* **Task statement**
Note how many lines contain "audiência" and give that number, with nothing else.

═════ Records provided ═════

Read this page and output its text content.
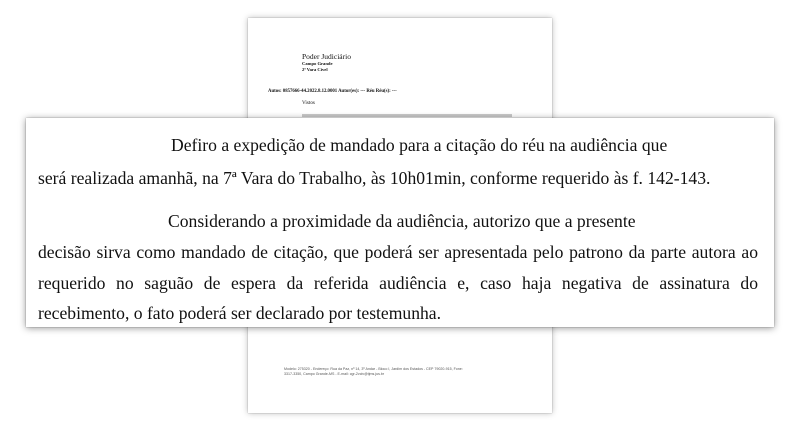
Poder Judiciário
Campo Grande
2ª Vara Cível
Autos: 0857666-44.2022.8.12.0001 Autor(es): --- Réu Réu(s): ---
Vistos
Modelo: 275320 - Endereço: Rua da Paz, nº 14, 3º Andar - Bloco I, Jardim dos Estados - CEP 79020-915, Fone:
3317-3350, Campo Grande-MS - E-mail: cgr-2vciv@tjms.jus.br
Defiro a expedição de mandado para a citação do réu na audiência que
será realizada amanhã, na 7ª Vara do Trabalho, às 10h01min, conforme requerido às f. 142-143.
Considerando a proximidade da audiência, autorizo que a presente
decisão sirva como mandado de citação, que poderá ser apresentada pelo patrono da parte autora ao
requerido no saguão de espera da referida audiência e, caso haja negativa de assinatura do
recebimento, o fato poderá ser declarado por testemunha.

═════
═════ Records provided ═════

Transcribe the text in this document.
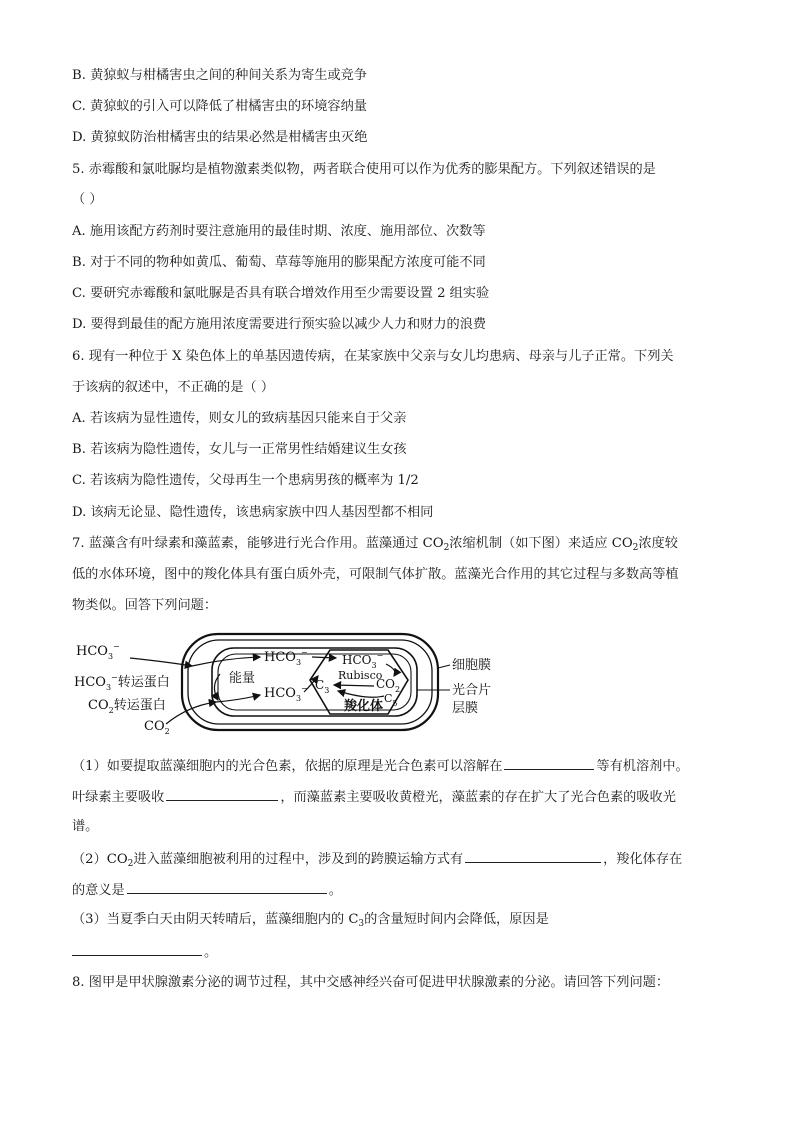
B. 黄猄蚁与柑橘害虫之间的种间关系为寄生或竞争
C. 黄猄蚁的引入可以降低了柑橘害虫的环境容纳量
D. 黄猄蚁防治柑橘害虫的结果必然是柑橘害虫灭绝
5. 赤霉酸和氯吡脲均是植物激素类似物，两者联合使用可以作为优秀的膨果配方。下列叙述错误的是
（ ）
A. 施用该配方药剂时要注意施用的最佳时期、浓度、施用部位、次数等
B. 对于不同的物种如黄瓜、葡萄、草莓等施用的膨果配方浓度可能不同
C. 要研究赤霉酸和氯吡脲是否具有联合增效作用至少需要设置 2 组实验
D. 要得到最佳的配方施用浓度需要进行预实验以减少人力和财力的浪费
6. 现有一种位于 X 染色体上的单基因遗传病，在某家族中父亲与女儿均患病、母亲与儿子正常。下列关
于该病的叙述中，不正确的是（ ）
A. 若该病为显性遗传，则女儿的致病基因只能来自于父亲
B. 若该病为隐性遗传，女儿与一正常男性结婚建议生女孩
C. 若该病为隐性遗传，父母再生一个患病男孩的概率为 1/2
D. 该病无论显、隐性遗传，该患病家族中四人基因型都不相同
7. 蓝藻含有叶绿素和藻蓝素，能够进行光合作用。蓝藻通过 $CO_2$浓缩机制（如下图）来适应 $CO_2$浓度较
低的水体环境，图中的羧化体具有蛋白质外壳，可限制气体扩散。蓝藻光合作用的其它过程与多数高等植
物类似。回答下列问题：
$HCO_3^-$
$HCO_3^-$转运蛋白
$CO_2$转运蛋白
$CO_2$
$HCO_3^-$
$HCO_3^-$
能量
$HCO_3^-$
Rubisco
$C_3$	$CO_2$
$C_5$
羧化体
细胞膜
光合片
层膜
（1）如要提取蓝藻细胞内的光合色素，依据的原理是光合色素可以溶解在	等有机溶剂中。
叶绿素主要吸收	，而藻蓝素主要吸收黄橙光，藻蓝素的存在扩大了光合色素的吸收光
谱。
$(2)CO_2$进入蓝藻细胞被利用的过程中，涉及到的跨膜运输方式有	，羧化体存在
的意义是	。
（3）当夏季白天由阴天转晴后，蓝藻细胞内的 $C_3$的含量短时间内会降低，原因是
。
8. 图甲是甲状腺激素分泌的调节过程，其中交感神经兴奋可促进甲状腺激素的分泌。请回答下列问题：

═════

* **Solution below**
3